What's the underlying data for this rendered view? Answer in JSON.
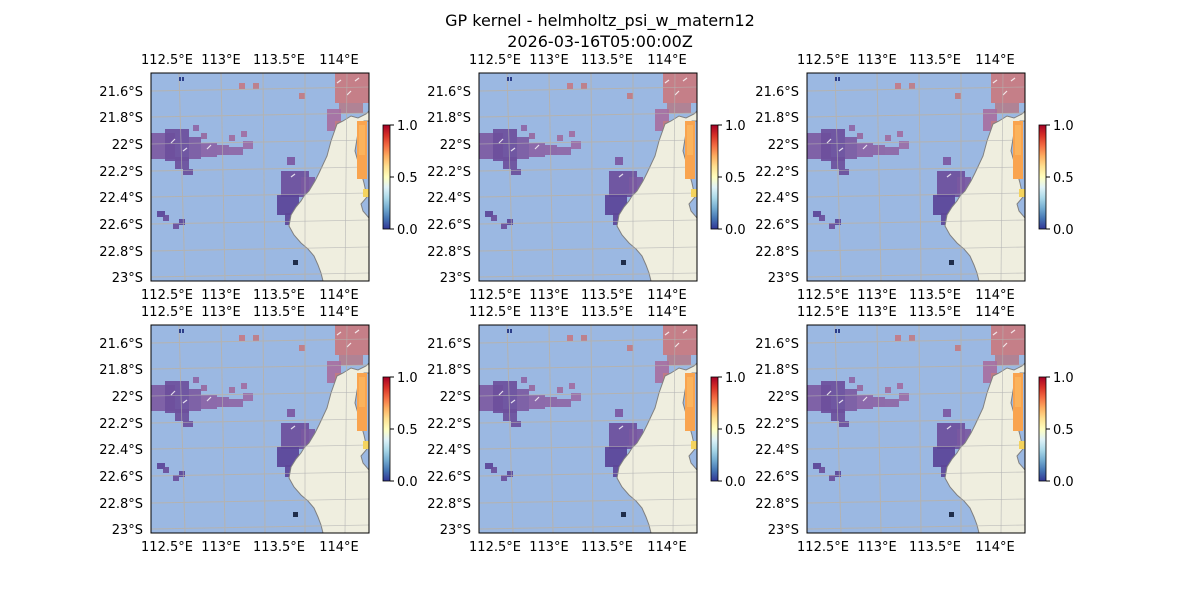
{
  "figure": {
    "title_line1": "GP kernel - helmholtz_psi_w_matern12",
    "title_line2": "2026-03-16T05:00:00Z"
  },
  "map": {
    "lon_ticks": [
      "112.5°E",
      "113°E",
      "113.5°E",
      "114°E"
    ],
    "lat_ticks": [
      "21.6°S",
      "21.8°S",
      "22°S",
      "22.2°S",
      "22.4°S",
      "22.6°S",
      "22.8°S",
      "23°S"
    ],
    "extent": {
      "lon": [
        112.3,
        114.2
      ],
      "lat": [
        -23.0,
        -21.45
      ]
    },
    "ocean_color": "#9bb8e2",
    "land_color": "#efeedf",
    "coast_color": "#808080",
    "grid_color": "#b3b3b3"
  },
  "colorbar": {
    "tick_labels": [
      "0.0",
      "0.5",
      "1.0"
    ],
    "range": [
      0.0,
      1.0
    ],
    "colormap": "RdYlBu_r"
  },
  "panels": [
    {
      "id": "panel-1",
      "row": 1,
      "col": 1
    },
    {
      "id": "panel-2",
      "row": 1,
      "col": 2
    },
    {
      "id": "panel-3",
      "row": 1,
      "col": 3
    },
    {
      "id": "panel-4",
      "row": 2,
      "col": 1
    },
    {
      "id": "panel-5",
      "row": 2,
      "col": 2
    },
    {
      "id": "panel-6",
      "row": 2,
      "col": 3
    }
  ]
}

### Task details
Without including any picture, retype the entries exactly.

### Reply
What's the underlying data for this rendered view? Answer in JSON.
{
  "figure": {
    "title_line1": "GP kernel - helmholtz_psi_w_matern12",
    "title_line2": "2026-03-16T05:00:00Z"
  },
  "map": {
    "lon_ticks": [
      "112.5°E",
      "113°E",
      "113.5°E",
      "114°E"
    ],
    "lat_ticks": [
      "21.6°S",
      "21.8°S",
      "22°S",
      "22.2°S",
      "22.4°S",
      "22.6°S",
      "22.8°S",
      "23°S"
    ],
    "extent": {
      "lon": [
        112.3,
        114.2
      ],
      "lat": [
        -23.0,
        -21.45
      ]
    },
    "ocean_color": "#9bb8e2",
    "land_color": "#efeedf",
    "coast_color": "#808080",
    "grid_color": "#b3b3b3"
  },
  "colorbar": {
    "tick_labels": [
      "0.0",
      "0.5",
      "1.0"
    ],
    "range": [
      0.0,
      1.0
    ],
    "colormap": "RdYlBu_r"
  },
  "panels": [
    {
      "id": "panel-1",
      "row": 1,
      "col": 1
    },
    {
      "id": "panel-2",
      "row": 1,
      "col": 2
    },
    {
      "id": "panel-3",
      "row": 1,
      "col": 3
    },
    {
      "id": "panel-4",
      "row": 2,
      "col": 1
    },
    {
      "id": "panel-5",
      "row": 2,
      "col": 2
    },
    {
      "id": "panel-6",
      "row": 2,
      "col": 3
    }
  ]
}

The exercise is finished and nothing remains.